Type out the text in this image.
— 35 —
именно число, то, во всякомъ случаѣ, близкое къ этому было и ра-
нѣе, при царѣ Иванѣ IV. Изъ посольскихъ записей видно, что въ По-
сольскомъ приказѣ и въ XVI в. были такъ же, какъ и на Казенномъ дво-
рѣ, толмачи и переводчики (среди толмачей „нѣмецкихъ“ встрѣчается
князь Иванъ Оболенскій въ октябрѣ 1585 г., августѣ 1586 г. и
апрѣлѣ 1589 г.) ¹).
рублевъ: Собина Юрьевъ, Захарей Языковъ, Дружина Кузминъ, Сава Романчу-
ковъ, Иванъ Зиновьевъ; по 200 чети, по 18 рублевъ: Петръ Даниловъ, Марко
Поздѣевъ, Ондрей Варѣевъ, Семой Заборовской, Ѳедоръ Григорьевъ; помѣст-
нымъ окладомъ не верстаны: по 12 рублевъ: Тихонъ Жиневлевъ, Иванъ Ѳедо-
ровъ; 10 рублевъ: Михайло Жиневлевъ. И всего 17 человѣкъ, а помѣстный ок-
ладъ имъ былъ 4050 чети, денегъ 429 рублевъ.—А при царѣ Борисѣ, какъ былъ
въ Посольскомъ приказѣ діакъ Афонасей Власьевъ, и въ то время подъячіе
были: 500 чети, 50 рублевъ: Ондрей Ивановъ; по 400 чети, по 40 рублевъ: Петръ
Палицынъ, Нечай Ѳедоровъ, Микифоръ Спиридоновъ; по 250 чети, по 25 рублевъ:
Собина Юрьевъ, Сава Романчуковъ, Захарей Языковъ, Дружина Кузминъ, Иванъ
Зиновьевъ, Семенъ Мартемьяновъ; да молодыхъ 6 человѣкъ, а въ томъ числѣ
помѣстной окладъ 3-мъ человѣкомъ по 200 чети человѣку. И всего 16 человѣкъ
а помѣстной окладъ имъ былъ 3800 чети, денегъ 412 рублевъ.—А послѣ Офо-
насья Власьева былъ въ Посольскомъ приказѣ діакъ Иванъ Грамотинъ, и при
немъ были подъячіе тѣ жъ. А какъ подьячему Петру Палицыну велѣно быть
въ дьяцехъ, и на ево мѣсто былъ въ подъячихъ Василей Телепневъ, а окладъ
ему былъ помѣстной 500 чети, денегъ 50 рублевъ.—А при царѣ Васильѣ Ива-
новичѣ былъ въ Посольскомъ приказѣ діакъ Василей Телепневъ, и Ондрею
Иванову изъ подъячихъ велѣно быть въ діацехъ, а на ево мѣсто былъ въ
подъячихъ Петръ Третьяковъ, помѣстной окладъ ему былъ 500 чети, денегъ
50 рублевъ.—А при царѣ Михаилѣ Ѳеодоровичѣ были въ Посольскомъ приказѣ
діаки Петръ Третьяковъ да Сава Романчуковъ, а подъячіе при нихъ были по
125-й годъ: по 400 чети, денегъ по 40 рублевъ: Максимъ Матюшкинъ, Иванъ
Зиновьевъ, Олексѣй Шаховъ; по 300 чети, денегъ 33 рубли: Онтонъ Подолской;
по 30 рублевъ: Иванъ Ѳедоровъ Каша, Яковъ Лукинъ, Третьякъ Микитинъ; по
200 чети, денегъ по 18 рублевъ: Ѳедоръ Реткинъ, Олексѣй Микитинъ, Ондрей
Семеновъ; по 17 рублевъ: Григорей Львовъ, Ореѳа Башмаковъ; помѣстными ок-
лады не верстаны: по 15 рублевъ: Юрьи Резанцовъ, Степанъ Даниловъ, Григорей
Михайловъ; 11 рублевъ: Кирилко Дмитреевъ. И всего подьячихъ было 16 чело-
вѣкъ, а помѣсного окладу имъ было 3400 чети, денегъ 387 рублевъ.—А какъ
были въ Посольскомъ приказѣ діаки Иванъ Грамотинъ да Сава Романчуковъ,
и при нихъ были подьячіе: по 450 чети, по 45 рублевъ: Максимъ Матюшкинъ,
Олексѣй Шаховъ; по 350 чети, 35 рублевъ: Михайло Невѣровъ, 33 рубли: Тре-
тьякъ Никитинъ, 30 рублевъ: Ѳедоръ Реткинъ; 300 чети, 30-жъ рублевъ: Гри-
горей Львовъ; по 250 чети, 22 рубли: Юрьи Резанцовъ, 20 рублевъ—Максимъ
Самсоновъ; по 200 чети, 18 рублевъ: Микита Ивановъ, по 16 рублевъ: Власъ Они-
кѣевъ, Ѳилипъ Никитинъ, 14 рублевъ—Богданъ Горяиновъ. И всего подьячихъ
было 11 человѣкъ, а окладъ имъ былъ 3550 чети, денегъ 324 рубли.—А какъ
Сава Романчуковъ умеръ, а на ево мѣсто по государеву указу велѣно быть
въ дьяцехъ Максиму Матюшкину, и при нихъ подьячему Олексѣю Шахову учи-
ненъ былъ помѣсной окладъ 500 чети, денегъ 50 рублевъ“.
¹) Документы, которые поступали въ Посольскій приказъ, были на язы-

------------------------------------------------

### AIM OF THE EXERCISE:
Return all the data exactly as given.

### PROBLEM SOLUTION:
Type out the text in this image.
— 35 —
именно число, то, во всякомъ случаѣ, близкое къ этому было и ра-
нѣе, при царѣ Иванѣ IV. Изъ посольскихъ записей видно, что въ По-
сольскомъ приказѣ и въ XVI в. были такъ же, какъ и на Казенномъ дво-
рѣ, толмачи и переводчики (среди толмачей „нѣмецкихъ“ встрѣчается
князь Иванъ Оболенскій въ октябрѣ 1585 г., августѣ 1586 г. и
апрѣлѣ 1589 г.) ¹).
рублевъ: Собина Юрьевъ, Захарей Языковъ, Дружина Кузминъ, Сава Романчу-
ковъ, Иванъ Зиновьевъ; по 200 чети, по 18 рублевъ: Петръ Даниловъ, Марко
Поздѣевъ, Ондрей Варѣевъ, Семой Заборовской, Ѳедоръ Григорьевъ; помѣст-
нымъ окладомъ не верстаны: по 12 рублевъ: Тихонъ Жиневлевъ, Иванъ Ѳедо-
ровъ; 10 рублевъ: Михайло Жиневлевъ. И всего 17 человѣкъ, а помѣстный ок-
ладъ имъ былъ 4050 чети, денегъ 429 рублевъ.—А при царѣ Борисѣ, какъ былъ
въ Посольскомъ приказѣ діакъ Афонасей Власьевъ, и въ то время подъячіе
были: 500 чети, 50 рублевъ: Ондрей Ивановъ; по 400 чети, по 40 рублевъ: Петръ
Палицынъ, Нечай Ѳедоровъ, Микифоръ Спиридоновъ; по 250 чети, по 25 рублевъ:
Собина Юрьевъ, Сава Романчуковъ, Захарей Языковъ, Дружина Кузминъ, Иванъ
Зиновьевъ, Семенъ Мартемьяновъ; да молодыхъ 6 человѣкъ, а въ томъ числѣ
помѣстной окладъ 3-мъ человѣкомъ по 200 чети человѣку. И всего 16 человѣкъ
а помѣстной окладъ имъ былъ 3800 чети, денегъ 412 рублевъ.—А послѣ Офо-
насья Власьева былъ въ Посольскомъ приказѣ діакъ Иванъ Грамотинъ, и при
немъ были подъячіе тѣ жъ. А какъ подьячему Петру Палицыну велѣно быть
въ дьяцехъ, и на ево мѣсто былъ въ подъячихъ Василей Телепневъ, а окладъ
ему былъ помѣстной 500 чети, денегъ 50 рублевъ.—А при царѣ Васильѣ Ива-
новичѣ былъ въ Посольскомъ приказѣ діакъ Василей Телепневъ, и Ондрею
Иванову изъ подъячихъ велѣно быть въ діацехъ, а на ево мѣсто былъ въ
подъячихъ Петръ Третьяковъ, помѣстной окладъ ему былъ 500 чети, денегъ
50 рублевъ.—А при царѣ Михаилѣ Ѳеодоровичѣ были въ Посольскомъ приказѣ
діаки Петръ Третьяковъ да Сава Романчуковъ, а подъячіе при нихъ были по
125-й годъ: по 400 чети, денегъ по 40 рублевъ: Максимъ Матюшкинъ, Иванъ
Зиновьевъ, Олексѣй Шаховъ; по 300 чети, денегъ 33 рубли: Онтонъ Подолской;
по 30 рублевъ: Иванъ Ѳедоровъ Каша, Яковъ Лукинъ, Третьякъ Микитинъ; по
200 чети, денегъ по 18 рублевъ: Ѳедоръ Реткинъ, Олексѣй Микитинъ, Ондрей
Семеновъ; по 17 рублевъ: Григорей Львовъ, Ореѳа Башмаковъ; помѣстными ок-
лады не верстаны: по 15 рублевъ: Юрьи Резанцовъ, Степанъ Даниловъ, Григорей
Михайловъ; 11 рублевъ: Кирилко Дмитреевъ. И всего подьячихъ было 16 чело-
вѣкъ, а помѣсного окладу имъ было 3400 чети, денегъ 387 рублевъ.—А какъ
были въ Посольскомъ приказѣ діаки Иванъ Грамотинъ да Сава Романчуковъ,
и при нихъ были подьячіе: по 450 чети, по 45 рублевъ: Максимъ Матюшкинъ,
Олексѣй Шаховъ; по 350 чети, 35 рублевъ: Михайло Невѣровъ, 33 рубли: Тре-
тьякъ Никитинъ, 30 рублевъ: Ѳедоръ Реткинъ; 300 чети, 30-жъ рублевъ: Гри-
горей Львовъ; по 250 чети, 22 рубли: Юрьи Резанцовъ, 20 рублевъ—Максимъ
Самсоновъ; по 200 чети, 18 рублевъ: Микита Ивановъ, по 16 рублевъ: Власъ Они-
кѣевъ, Ѳилипъ Никитинъ, 14 рублевъ—Богданъ Горяиновъ. И всего подьячихъ
было 11 человѣкъ, а окладъ имъ былъ 3550 чети, денегъ 324 рубли.—А какъ
Сава Романчуковъ умеръ, а на ево мѣсто по государеву указу велѣно быть
въ дьяцехъ Максиму Матюшкину, и при нихъ подьячему Олексѣю Шахову учи-
ненъ былъ помѣсной окладъ 500 чети, денегъ 50 рублевъ“.
¹) Документы, которые поступали въ Посольскій приказъ, были на язы-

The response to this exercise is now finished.